▸ **DIRECTIVE**:
Format every line of the data below as a numbered list, omitting any blank lines.

Stored data entries
────────────────────
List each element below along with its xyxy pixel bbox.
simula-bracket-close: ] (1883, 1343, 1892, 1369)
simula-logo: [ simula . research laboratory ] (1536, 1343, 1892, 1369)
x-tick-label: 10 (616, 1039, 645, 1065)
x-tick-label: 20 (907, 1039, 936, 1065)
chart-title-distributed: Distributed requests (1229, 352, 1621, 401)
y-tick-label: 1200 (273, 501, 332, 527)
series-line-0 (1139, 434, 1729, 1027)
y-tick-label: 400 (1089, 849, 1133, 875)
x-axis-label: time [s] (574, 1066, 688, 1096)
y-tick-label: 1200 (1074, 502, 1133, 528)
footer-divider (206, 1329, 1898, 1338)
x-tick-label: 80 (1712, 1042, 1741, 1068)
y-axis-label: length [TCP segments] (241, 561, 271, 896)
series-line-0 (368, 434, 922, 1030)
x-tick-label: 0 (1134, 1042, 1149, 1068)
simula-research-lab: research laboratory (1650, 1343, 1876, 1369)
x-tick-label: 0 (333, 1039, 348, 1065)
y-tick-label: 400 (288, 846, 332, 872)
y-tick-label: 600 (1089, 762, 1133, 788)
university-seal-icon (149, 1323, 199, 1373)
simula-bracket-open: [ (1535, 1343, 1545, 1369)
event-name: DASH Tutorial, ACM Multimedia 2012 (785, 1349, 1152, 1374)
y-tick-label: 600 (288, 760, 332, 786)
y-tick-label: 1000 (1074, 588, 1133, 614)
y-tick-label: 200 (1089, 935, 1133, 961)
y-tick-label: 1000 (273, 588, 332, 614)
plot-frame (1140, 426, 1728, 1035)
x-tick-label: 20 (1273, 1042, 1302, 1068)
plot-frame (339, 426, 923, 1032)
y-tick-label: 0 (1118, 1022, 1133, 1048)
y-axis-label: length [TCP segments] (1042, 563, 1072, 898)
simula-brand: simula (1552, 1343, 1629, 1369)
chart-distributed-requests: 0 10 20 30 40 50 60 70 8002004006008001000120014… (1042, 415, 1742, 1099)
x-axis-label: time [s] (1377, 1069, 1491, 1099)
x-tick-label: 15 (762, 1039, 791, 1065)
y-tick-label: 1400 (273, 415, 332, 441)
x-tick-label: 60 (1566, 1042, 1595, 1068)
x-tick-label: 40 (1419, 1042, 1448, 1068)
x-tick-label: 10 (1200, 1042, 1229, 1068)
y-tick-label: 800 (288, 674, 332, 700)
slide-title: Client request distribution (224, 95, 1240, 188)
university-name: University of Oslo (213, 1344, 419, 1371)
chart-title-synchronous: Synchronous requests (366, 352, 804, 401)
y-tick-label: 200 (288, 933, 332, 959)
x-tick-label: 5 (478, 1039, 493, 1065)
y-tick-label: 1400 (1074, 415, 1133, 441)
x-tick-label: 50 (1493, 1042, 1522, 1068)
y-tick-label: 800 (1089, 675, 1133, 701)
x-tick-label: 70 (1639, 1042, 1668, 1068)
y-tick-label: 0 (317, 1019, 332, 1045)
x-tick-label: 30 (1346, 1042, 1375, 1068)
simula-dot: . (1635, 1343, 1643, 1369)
────────────────────
▸ **SOLUTION**:
1. List each element below along with its xyxy pixel bbox.
2. simula-bracket-close: ] (1883, 1343, 1892, 1369)
3. simula-logo: [ simula . research laboratory ] (1536, 1343, 1892, 1369)
4. x-tick-label: 10 (616, 1039, 645, 1065)
5. x-tick-label: 20 (907, 1039, 936, 1065)
6. chart-title-distributed: Distributed requests (1229, 352, 1621, 401)
7. y-tick-label: 1200 (273, 501, 332, 527)
8. series-line-0 (1139, 434, 1729, 1027)
9. y-tick-label: 400 (1089, 849, 1133, 875)
10. x-axis-label: time [s] (574, 1066, 688, 1096)
11. y-tick-label: 1200 (1074, 502, 1133, 528)
12. footer-divider (206, 1329, 1898, 1338)
13. x-tick-label: 80 (1712, 1042, 1741, 1068)
14. y-axis-label: length [TCP segments] (241, 561, 271, 896)
15. series-line-0 (368, 434, 922, 1030)
16. x-tick-label: 0 (1134, 1042, 1149, 1068)
17. simula-research-lab: research laboratory (1650, 1343, 1876, 1369)
18. x-tick-label: 0 (333, 1039, 348, 1065)
19. y-tick-label: 400 (288, 846, 332, 872)
20. y-tick-label: 600 (1089, 762, 1133, 788)
21. university-seal-icon (149, 1323, 199, 1373)
22. simula-bracket-open: [ (1535, 1343, 1545, 1369)
23. event-name: DASH Tutorial, ACM Multimedia 2012 (785, 1349, 1152, 1374)
24. y-tick-label: 600 (288, 760, 332, 786)
25. y-tick-label: 1000 (1074, 588, 1133, 614)
26. y-tick-label: 200 (1089, 935, 1133, 961)
27. y-tick-label: 1000 (273, 588, 332, 614)
28. plot-frame (1140, 426, 1728, 1035)
29. x-tick-label: 20 (1273, 1042, 1302, 1068)
30. plot-frame (339, 426, 923, 1032)
31. y-tick-label: 0 (1118, 1022, 1133, 1048)
32. y-axis-label: length [TCP segments] (1042, 563, 1072, 898)
33. simula-brand: simula (1552, 1343, 1629, 1369)
34. chart-distributed-requests: 0 10 20 30 40 50 60 70 8002004006008001000120014… (1042, 415, 1742, 1099)
35. x-axis-label: time [s] (1377, 1069, 1491, 1099)
36. x-tick-label: 15 (762, 1039, 791, 1065)
37. y-tick-label: 1400 (273, 415, 332, 441)
38. x-tick-label: 60 (1566, 1042, 1595, 1068)
39. x-tick-label: 40 (1419, 1042, 1448, 1068)
40. x-tick-label: 10 (1200, 1042, 1229, 1068)
41. y-tick-label: 800 (288, 674, 332, 700)
42. slide-title: Client request distribution (224, 95, 1240, 188)
43. university-name: University of Oslo (213, 1344, 419, 1371)
44. chart-title-synchronous: Synchronous requests (366, 352, 804, 401)
45. y-tick-label: 200 (288, 933, 332, 959)
46. x-tick-label: 5 (478, 1039, 493, 1065)
47. y-tick-label: 1400 (1074, 415, 1133, 441)
48. x-tick-label: 50 (1493, 1042, 1522, 1068)
49. y-tick-label: 800 (1089, 675, 1133, 701)
50. x-tick-label: 70 (1639, 1042, 1668, 1068)
51. y-tick-label: 0 (317, 1019, 332, 1045)
52. x-tick-label: 30 (1346, 1042, 1375, 1068)
53. simula-dot: . (1635, 1343, 1643, 1369)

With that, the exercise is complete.